---------- Dataset entries
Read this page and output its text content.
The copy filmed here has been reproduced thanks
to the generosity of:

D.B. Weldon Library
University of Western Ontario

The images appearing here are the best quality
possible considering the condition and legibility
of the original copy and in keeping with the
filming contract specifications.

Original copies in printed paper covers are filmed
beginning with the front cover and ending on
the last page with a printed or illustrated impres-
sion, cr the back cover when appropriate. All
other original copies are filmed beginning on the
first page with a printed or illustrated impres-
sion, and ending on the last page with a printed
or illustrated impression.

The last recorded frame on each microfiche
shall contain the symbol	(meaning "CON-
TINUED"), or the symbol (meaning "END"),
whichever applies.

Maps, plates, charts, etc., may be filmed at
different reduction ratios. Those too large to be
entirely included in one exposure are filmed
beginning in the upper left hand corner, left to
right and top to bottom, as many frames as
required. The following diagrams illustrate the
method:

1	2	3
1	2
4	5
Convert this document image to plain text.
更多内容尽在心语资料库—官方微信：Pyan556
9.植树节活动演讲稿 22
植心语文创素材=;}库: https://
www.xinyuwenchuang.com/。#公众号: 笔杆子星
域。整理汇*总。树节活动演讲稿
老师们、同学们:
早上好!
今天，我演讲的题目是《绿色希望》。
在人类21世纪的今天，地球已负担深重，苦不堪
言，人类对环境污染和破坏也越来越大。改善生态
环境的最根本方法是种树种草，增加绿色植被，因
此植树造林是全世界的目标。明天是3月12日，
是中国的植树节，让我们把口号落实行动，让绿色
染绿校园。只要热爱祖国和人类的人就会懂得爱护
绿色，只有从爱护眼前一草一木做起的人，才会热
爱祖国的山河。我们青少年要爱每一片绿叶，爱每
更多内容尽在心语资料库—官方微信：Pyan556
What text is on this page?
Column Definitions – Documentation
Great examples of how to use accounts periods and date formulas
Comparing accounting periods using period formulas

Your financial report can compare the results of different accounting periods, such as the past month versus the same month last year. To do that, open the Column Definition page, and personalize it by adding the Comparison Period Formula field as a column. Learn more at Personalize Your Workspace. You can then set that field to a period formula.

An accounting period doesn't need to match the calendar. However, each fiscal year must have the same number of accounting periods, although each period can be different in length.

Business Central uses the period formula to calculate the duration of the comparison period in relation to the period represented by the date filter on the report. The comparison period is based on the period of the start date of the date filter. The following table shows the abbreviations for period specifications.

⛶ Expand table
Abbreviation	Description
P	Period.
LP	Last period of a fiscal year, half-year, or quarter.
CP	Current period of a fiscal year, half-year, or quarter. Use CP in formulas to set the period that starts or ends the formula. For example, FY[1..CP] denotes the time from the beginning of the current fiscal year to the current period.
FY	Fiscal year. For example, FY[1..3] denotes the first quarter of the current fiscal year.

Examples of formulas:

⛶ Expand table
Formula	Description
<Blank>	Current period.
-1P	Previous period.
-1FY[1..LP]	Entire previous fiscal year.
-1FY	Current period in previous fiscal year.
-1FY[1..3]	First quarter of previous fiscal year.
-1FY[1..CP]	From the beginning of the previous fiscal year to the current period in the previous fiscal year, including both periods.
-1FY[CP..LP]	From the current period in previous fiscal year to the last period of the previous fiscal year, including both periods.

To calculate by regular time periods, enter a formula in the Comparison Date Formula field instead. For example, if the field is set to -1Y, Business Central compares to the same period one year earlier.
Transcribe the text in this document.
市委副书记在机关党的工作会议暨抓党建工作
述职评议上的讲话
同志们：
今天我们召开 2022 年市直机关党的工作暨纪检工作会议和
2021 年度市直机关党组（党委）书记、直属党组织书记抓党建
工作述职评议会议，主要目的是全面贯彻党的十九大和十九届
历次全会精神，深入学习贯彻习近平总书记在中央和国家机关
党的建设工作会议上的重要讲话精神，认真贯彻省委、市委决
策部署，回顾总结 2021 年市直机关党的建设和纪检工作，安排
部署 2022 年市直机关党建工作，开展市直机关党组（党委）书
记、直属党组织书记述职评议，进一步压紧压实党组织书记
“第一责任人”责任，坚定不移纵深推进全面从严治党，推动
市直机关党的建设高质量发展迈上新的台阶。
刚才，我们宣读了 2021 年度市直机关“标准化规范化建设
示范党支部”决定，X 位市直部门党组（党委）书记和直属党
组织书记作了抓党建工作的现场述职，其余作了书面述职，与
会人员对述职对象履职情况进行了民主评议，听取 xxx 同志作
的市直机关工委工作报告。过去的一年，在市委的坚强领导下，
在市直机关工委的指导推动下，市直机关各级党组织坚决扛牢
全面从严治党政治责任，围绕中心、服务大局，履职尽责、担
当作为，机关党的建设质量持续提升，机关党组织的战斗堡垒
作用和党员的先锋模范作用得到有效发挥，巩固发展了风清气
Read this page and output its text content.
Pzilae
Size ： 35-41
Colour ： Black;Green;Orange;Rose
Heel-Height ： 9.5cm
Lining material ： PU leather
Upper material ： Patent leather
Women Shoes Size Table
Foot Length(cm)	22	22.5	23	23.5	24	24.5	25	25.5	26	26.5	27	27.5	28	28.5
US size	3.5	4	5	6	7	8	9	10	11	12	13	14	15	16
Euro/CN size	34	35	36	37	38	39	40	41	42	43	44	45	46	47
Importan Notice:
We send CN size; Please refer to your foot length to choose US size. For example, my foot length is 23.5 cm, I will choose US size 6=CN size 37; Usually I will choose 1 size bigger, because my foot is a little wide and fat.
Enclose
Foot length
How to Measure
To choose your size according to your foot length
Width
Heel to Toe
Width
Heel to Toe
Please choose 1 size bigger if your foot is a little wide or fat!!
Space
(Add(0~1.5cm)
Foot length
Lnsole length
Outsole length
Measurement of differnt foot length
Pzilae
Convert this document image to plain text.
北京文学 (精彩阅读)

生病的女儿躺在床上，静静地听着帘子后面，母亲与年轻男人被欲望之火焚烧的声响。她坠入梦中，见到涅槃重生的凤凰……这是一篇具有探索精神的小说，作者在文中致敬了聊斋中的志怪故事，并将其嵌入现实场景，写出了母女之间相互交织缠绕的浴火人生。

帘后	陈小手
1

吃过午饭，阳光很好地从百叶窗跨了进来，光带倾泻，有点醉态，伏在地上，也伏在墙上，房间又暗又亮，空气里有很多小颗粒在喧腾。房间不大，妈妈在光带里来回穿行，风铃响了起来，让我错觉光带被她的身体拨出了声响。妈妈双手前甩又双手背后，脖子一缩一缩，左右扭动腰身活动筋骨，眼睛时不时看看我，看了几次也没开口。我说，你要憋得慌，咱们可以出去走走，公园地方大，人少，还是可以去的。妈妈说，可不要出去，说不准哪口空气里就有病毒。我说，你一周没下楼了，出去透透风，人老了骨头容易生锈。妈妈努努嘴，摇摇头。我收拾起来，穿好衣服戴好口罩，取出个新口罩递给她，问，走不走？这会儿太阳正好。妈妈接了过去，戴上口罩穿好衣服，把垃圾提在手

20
--------------------
## Directions for this task:
Repeat each entry word for word.

## Response:
Read this page and output its text content.
The copy filmed here has been reproduced thanks
to the generosity of:

D.B. Weldon Library
University of Western Ontario

The images appearing here are the best quality
possible considering the condition and legibility
of the original copy and in keeping with the
filming contract specifications.

Original copies in printed paper covers are filmed
beginning with the front cover and ending on
the last page with a printed or illustrated impres-
sion, cr the back cover when appropriate. All
other original copies are filmed beginning on the
first page with a printed or illustrated impres-
sion, and ending on the last page with a printed
or illustrated impression.

The last recorded frame on each microfiche
shall contain the symbol	(meaning "CON-
TINUED"), or the symbol (meaning "END"),
whichever applies.

Maps, plates, charts, etc., may be filmed at
different reduction ratios. Those too large to be
entirely included in one exposure are filmed
beginning in the upper left hand corner, left to
right and top to bottom, as many frames as
required. The following diagrams illustrate the
method:

1	2	3
1	2
4	5
Convert this document image to plain text.
更多内容尽在心语资料库—官方微信：Pyan556
9.植树节活动演讲稿 22
植心语文创素材=;}库: https://
www.xinyuwenchuang.com/。#公众号: 笔杆子星
域。整理汇*总。树节活动演讲稿
老师们、同学们:
早上好!
今天，我演讲的题目是《绿色希望》。
在人类21世纪的今天，地球已负担深重，苦不堪
言，人类对环境污染和破坏也越来越大。改善生态
环境的最根本方法是种树种草，增加绿色植被，因
此植树造林是全世界的目标。明天是3月12日，
是中国的植树节，让我们把口号落实行动，让绿色
染绿校园。只要热爱祖国和人类的人就会懂得爱护
绿色，只有从爱护眼前一草一木做起的人，才会热
爱祖国的山河。我们青少年要爱每一片绿叶，爱每
更多内容尽在心语资料库—官方微信：Pyan556
What text is on this page?
Column Definitions – Documentation
Great examples of how to use accounts periods and date formulas
Comparing accounting periods using period formulas

Your financial report can compare the results of different accounting periods, such as the past month versus the same month last year. To do that, open the Column Definition page, and personalize it by adding the Comparison Period Formula field as a column. Learn more at Personalize Your Workspace. You can then set that field to a period formula.

An accounting period doesn't need to match the calendar. However, each fiscal year must have the same number of accounting periods, although each period can be different in length.

Business Central uses the period formula to calculate the duration of the comparison period in relation to the period represented by the date filter on the report. The comparison period is based on the period of the start date of the date filter. The following table shows the abbreviations for period specifications.

⛶ Expand table
Abbreviation	Description
P	Period.
LP	Last period of a fiscal year, half-year, or quarter.
CP	Current period of a fiscal year, half-year, or quarter. Use CP in formulas to set the period that starts or ends the formula. For example, FY[1..CP] denotes the time from the beginning of the current fiscal year to the current period.
FY	Fiscal year. For example, FY[1..3] denotes the first quarter of the current fiscal year.

Examples of formulas:

⛶ Expand table
Formula	Description
<Blank>	Current period.
-1P	Previous period.
-1FY[1..LP]	Entire previous fiscal year.
-1FY	Current period in previous fiscal year.
-1FY[1..3]	First quarter of previous fiscal year.
-1FY[1..CP]	From the beginning of the previous fiscal year to the current period in the previous fiscal year, including both periods.
-1FY[CP..LP]	From the current period in previous fiscal year to the last period of the previous fiscal year, including both periods.

To calculate by regular time periods, enter a formula in the Comparison Date Formula field instead. For example, if the field is set to -1Y, Business Central compares to the same period one year earlier.
Transcribe the text in this document.
市委副书记在机关党的工作会议暨抓党建工作
述职评议上的讲话
同志们：
今天我们召开 2022 年市直机关党的工作暨纪检工作会议和
2021 年度市直机关党组（党委）书记、直属党组织书记抓党建
工作述职评议会议，主要目的是全面贯彻党的十九大和十九届
历次全会精神，深入学习贯彻习近平总书记在中央和国家机关
党的建设工作会议上的重要讲话精神，认真贯彻省委、市委决
策部署，回顾总结 2021 年市直机关党的建设和纪检工作，安排
部署 2022 年市直机关党建工作，开展市直机关党组（党委）书
记、直属党组织书记述职评议，进一步压紧压实党组织书记
“第一责任人”责任，坚定不移纵深推进全面从严治党，推动
市直机关党的建设高质量发展迈上新的台阶。
刚才，我们宣读了 2021 年度市直机关“标准化规范化建设
示范党支部”决定，X 位市直部门党组（党委）书记和直属党
组织书记作了抓党建工作的现场述职，其余作了书面述职，与
会人员对述职对象履职情况进行了民主评议，听取 xxx 同志作
的市直机关工委工作报告。过去的一年，在市委的坚强领导下，
在市直机关工委的指导推动下，市直机关各级党组织坚决扛牢
全面从严治党政治责任，围绕中心、服务大局，履职尽责、担
当作为，机关党的建设质量持续提升，机关党组织的战斗堡垒
作用和党员的先锋模范作用得到有效发挥，巩固发展了风清气
Read this page and output its text content.
Pzilae
Size ： 35-41
Colour ： Black;Green;Orange;Rose
Heel-Height ： 9.5cm
Lining material ： PU leather
Upper material ： Patent leather
Women Shoes Size Table
Foot Length(cm)	22	22.5	23	23.5	24	24.5	25	25.5	26	26.5	27	27.5	28	28.5
US size	3.5	4	5	6	7	8	9	10	11	12	13	14	15	16
Euro/CN size	34	35	36	37	38	39	40	41	42	43	44	45	46	47
Importan Notice:
We send CN size; Please refer to your foot length to choose US size. For example, my foot length is 23.5 cm, I will choose US size 6=CN size 37; Usually I will choose 1 size bigger, because my foot is a little wide and fat.
Enclose
Foot length
How to Measure
To choose your size according to your foot length
Width
Heel to Toe
Width
Heel to Toe
Please choose 1 size bigger if your foot is a little wide or fat!!
Space
(Add(0~1.5cm)
Foot length
Lnsole length
Outsole length
Measurement of differnt foot length
Pzilae
Convert this document image to plain text.
北京文学 (精彩阅读)

生病的女儿躺在床上，静静地听着帘子后面，母亲与年轻男人被欲望之火焚烧的声响。她坠入梦中，见到涅槃重生的凤凰……这是一篇具有探索精神的小说，作者在文中致敬了聊斋中的志怪故事，并将其嵌入现实场景，写出了母女之间相互交织缠绕的浴火人生。

帘后	陈小手
1

吃过午饭，阳光很好地从百叶窗跨了进来，光带倾泻，有点醉态，伏在地上，也伏在墙上，房间又暗又亮，空气里有很多小颗粒在喧腾。房间不大，妈妈在光带里来回穿行，风铃响了起来，让我错觉光带被她的身体拨出了声响。妈妈双手前甩又双手背后，脖子一缩一缩，左右扭动腰身活动筋骨，眼睛时不时看看我，看了几次也没开口。我说，你要憋得慌，咱们可以出去走走，公园地方大，人少，还是可以去的。妈妈说，可不要出去，说不准哪口空气里就有病毒。我说，你一周没下楼了，出去透透风，人老了骨头容易生锈。妈妈努努嘴，摇摇头。我收拾起来，穿好衣服戴好口罩，取出个新口罩递给她，问，走不走？这会儿太阳正好。妈妈接了过去，戴上口罩穿好衣服，把垃圾提在手

20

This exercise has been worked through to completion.